_OBJECTIVE_
Check every line below for the string "Keton", and copy the lines that contain it.

[A block of data]

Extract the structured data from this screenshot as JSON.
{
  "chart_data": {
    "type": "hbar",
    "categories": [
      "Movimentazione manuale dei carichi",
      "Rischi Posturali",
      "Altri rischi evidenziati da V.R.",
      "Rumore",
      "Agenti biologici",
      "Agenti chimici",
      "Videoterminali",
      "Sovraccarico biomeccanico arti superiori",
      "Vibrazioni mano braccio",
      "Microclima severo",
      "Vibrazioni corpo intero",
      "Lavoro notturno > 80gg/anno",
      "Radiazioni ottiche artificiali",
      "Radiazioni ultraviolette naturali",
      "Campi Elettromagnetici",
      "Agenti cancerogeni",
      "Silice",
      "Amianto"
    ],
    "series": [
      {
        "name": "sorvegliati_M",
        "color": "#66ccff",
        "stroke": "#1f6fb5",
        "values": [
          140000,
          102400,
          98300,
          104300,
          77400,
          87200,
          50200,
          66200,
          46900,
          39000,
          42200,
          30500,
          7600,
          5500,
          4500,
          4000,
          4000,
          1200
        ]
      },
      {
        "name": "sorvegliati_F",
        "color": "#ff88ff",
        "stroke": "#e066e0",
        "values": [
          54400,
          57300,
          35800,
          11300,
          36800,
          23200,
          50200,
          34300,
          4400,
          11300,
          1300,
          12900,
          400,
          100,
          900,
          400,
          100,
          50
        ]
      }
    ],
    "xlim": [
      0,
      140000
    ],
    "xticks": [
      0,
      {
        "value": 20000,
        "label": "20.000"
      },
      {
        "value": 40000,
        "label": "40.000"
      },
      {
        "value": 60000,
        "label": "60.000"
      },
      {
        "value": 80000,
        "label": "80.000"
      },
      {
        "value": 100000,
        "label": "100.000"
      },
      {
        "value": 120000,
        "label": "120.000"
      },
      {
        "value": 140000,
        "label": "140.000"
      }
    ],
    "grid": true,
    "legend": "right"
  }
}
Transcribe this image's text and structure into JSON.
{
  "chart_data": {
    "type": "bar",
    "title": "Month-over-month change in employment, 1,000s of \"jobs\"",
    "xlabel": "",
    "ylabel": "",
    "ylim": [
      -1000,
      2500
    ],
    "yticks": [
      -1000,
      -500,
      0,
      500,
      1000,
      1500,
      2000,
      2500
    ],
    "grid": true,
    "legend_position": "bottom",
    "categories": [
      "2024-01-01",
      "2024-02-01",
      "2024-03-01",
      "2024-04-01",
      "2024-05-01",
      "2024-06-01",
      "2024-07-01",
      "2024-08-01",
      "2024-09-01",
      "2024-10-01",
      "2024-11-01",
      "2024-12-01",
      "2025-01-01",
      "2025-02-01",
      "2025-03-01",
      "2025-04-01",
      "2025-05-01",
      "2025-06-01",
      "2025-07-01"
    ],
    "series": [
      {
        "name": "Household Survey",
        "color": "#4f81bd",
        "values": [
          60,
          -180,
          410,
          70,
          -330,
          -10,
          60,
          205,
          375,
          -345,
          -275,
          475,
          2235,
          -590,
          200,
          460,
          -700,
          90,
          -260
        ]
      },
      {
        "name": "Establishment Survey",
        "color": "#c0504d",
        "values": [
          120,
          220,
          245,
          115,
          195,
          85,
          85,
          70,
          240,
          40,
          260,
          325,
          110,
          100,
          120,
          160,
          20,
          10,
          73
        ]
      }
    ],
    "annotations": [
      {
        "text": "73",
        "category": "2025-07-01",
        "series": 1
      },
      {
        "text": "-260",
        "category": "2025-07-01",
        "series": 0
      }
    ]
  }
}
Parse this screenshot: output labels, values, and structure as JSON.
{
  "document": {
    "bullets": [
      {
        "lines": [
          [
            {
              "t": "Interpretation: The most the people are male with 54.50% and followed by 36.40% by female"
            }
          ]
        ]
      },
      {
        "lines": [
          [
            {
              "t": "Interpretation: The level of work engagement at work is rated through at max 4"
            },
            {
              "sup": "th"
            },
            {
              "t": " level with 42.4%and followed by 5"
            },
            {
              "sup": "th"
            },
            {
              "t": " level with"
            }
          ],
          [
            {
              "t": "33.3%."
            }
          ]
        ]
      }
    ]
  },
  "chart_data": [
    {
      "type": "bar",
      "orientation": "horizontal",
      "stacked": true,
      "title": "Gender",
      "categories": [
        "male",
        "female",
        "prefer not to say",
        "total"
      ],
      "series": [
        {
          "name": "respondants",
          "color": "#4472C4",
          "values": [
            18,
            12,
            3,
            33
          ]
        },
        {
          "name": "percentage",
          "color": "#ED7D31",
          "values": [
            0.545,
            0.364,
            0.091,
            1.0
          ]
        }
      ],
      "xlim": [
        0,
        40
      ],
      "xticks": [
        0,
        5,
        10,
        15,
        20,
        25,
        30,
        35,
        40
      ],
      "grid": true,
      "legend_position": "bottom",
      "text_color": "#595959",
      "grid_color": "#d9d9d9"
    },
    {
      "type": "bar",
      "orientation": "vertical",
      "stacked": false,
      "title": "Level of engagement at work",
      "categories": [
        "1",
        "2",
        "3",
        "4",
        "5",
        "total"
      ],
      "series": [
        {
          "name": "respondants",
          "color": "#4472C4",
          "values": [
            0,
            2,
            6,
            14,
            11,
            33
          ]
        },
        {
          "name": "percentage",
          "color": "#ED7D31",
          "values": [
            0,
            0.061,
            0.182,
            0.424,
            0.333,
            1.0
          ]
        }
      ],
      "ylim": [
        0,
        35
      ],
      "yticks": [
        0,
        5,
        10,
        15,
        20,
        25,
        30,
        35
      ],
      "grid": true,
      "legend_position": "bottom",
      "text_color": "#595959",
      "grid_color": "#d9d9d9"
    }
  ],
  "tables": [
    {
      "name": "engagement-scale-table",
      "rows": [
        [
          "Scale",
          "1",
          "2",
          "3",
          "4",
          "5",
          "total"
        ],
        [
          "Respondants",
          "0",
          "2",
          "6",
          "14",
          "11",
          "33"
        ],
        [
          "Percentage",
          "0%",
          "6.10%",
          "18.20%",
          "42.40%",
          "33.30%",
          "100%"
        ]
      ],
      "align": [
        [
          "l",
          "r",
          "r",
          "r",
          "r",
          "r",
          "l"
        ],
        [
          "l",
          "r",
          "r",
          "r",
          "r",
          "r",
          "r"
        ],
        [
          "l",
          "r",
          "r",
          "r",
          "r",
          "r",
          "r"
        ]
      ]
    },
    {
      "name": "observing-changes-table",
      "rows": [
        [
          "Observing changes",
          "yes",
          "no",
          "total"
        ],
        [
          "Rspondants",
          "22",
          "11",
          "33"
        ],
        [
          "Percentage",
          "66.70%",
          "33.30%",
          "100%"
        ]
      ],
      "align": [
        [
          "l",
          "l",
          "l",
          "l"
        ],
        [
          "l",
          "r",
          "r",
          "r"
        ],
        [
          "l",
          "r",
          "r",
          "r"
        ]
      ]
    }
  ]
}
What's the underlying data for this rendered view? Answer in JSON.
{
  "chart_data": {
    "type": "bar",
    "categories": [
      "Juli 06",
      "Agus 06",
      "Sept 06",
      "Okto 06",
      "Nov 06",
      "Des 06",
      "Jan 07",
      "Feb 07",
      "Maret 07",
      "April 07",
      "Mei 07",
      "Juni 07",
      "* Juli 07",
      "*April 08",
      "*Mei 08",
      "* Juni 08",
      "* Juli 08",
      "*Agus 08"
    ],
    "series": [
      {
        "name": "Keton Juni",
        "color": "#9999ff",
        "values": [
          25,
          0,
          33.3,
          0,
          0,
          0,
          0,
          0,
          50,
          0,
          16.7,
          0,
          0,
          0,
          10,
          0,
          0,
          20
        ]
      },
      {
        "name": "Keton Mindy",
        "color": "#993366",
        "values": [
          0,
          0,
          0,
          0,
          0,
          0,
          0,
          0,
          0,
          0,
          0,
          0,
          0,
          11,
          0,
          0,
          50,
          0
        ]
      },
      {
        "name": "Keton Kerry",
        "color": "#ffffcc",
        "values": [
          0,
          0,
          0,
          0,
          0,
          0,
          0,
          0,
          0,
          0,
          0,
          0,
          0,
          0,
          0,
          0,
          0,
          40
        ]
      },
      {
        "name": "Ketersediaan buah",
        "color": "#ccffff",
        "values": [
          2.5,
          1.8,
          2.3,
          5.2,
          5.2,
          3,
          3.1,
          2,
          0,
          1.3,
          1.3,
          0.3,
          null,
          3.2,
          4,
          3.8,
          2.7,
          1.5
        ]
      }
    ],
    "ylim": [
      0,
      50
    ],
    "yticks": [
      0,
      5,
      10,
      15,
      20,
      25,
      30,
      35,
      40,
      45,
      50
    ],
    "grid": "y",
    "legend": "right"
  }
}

_PROBLEM SOLUTION_
        "name": "Keton Juni",
        "name": "Keton Mindy",
        "name": "Keton Kerry",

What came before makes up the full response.